Working data |
## START

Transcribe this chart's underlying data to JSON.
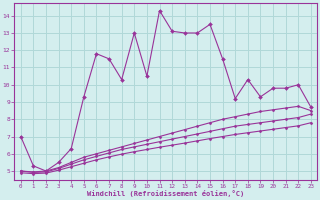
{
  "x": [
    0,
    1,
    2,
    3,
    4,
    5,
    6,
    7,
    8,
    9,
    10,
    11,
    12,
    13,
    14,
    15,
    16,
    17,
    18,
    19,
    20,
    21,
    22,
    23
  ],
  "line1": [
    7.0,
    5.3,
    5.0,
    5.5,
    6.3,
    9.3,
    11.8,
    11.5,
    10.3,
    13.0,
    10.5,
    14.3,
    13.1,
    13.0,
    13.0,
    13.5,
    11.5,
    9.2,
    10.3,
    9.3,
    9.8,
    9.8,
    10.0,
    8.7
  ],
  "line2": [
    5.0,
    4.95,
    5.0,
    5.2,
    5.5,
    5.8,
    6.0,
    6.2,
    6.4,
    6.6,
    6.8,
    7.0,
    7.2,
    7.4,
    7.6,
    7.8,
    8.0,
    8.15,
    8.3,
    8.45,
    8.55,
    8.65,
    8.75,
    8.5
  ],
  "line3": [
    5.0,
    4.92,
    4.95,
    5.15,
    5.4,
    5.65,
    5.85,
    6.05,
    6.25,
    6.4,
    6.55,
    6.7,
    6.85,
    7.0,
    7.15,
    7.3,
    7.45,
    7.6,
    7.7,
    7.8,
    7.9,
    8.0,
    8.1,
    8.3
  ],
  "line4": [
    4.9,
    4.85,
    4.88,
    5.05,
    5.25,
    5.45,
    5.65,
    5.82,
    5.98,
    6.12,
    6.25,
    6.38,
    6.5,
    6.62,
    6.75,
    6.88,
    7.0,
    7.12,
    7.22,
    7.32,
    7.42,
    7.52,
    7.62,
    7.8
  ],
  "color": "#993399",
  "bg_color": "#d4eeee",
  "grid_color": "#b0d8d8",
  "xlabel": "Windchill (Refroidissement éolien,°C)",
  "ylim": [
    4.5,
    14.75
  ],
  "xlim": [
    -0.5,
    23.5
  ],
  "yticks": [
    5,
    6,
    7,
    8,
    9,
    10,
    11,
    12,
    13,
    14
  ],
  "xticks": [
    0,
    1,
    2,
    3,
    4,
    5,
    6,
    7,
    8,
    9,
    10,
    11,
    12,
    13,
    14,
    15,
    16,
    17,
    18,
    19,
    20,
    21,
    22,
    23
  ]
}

## END
## START

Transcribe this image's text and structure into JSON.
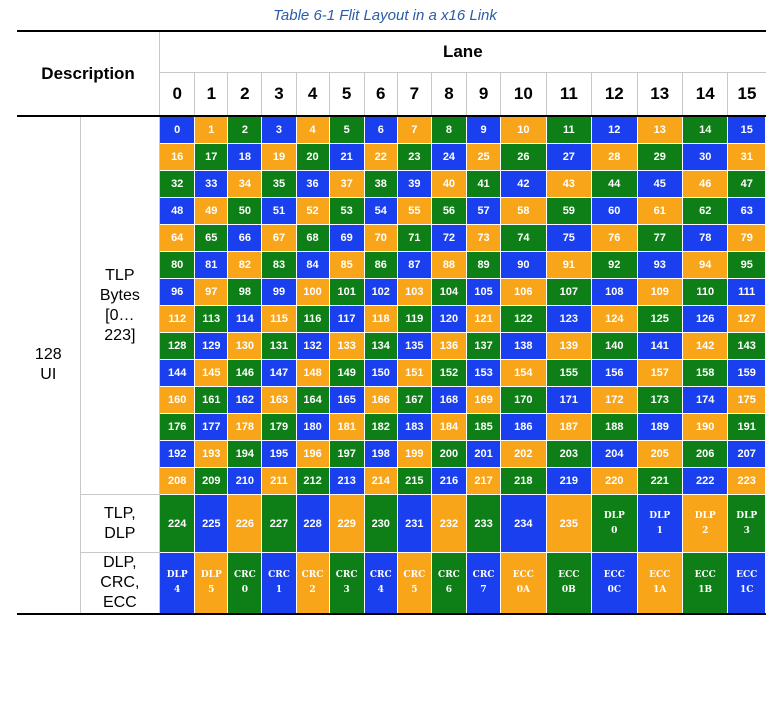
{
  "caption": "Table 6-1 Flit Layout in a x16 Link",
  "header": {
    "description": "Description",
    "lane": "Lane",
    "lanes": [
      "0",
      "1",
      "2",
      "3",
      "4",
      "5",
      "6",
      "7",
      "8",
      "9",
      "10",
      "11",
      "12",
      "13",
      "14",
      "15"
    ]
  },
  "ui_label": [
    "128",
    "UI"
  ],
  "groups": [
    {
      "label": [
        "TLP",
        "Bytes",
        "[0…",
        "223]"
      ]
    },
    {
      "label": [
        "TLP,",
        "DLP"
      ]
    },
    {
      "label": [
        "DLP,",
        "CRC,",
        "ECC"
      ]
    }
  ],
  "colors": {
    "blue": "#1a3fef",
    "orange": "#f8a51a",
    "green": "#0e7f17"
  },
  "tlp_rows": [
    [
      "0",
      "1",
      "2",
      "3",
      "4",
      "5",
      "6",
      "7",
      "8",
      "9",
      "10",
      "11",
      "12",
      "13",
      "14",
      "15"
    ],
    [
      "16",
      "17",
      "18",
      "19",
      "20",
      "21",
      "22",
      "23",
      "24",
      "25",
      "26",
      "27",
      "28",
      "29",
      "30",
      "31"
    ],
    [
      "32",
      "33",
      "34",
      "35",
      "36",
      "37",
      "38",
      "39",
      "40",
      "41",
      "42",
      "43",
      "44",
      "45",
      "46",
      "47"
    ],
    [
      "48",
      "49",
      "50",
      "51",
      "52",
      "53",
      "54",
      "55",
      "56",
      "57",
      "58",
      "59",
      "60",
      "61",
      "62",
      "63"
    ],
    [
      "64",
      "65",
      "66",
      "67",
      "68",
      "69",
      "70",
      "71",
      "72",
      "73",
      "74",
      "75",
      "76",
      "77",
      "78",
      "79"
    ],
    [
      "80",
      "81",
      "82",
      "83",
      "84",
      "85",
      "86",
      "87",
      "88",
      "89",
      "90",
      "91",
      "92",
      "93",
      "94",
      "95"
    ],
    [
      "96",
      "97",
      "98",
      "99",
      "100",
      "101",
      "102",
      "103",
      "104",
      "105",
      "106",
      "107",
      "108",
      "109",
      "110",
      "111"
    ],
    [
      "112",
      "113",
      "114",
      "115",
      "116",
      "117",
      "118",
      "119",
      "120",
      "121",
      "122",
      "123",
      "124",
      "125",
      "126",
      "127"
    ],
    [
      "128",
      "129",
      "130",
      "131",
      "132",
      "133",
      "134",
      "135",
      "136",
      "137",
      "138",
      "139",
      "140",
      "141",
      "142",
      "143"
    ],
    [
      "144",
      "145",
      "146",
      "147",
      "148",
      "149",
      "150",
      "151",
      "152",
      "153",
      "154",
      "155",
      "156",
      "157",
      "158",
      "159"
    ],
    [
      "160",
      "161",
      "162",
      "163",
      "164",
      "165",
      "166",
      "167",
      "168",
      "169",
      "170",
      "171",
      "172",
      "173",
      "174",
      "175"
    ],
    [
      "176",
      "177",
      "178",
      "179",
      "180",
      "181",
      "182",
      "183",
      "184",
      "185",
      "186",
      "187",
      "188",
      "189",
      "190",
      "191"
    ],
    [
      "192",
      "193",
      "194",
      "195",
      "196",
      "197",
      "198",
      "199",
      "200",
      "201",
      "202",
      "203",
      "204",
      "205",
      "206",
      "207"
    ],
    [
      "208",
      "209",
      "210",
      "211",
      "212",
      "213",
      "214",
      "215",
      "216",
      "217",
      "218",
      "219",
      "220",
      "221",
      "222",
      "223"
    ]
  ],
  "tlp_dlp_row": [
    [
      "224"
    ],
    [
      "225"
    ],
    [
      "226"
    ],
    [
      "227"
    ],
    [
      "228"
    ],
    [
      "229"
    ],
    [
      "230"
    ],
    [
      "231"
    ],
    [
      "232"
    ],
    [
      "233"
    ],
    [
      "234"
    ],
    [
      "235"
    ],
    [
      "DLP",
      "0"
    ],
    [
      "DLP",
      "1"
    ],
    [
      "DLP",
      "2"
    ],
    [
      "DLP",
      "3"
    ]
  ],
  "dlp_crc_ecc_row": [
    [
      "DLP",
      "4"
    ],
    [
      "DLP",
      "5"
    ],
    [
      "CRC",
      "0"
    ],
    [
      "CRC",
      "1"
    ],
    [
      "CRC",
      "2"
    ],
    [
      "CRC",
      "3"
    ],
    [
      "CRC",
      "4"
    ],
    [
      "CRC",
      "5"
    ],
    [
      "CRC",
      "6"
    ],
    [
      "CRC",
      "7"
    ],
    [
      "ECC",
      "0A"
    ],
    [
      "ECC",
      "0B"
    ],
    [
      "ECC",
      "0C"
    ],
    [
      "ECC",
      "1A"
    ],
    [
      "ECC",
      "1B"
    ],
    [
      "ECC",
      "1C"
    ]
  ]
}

## END

Task prompt |
Write out every line of the entries that holds the word "Transcribe".

Task response |
Transcribe this chart's underlying data to JSON.
Transcribe this image's text and structure into JSON.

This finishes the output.